Collected data entries

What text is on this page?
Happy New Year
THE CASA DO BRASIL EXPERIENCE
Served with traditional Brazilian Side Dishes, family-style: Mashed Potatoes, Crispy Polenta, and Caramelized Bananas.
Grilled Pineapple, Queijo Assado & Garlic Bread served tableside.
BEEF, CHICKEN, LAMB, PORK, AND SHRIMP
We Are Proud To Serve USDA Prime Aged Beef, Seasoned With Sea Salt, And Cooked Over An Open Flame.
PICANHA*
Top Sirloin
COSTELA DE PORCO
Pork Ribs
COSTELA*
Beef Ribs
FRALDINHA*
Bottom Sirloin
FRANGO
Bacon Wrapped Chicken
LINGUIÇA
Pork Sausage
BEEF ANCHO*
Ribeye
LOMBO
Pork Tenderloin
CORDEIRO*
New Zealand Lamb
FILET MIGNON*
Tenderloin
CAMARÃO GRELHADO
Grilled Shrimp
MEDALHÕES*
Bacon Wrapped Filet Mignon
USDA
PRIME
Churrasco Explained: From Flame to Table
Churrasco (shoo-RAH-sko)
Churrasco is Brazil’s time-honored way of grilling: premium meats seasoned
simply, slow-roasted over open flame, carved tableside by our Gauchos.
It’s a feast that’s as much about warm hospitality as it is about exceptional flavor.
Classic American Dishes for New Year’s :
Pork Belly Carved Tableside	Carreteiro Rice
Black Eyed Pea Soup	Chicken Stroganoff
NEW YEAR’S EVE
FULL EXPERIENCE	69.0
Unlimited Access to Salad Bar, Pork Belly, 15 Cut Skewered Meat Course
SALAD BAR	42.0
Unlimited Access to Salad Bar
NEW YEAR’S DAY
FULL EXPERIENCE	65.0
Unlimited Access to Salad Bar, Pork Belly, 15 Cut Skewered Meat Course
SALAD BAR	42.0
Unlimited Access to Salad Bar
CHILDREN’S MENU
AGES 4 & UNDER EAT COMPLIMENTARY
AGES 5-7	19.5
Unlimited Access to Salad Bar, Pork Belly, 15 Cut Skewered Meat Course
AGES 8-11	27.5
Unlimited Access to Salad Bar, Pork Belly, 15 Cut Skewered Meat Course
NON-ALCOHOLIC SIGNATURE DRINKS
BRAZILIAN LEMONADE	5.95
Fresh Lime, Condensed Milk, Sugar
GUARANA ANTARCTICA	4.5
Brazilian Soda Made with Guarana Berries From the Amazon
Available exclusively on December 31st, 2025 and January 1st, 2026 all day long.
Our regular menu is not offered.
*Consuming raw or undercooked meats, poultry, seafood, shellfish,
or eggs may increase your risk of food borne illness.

**WHAT THE TASK ASKS**.
Report how many lines of the entries hold the string "Churrasco". Provide the number alone.

**FULL RESPONSE**.
3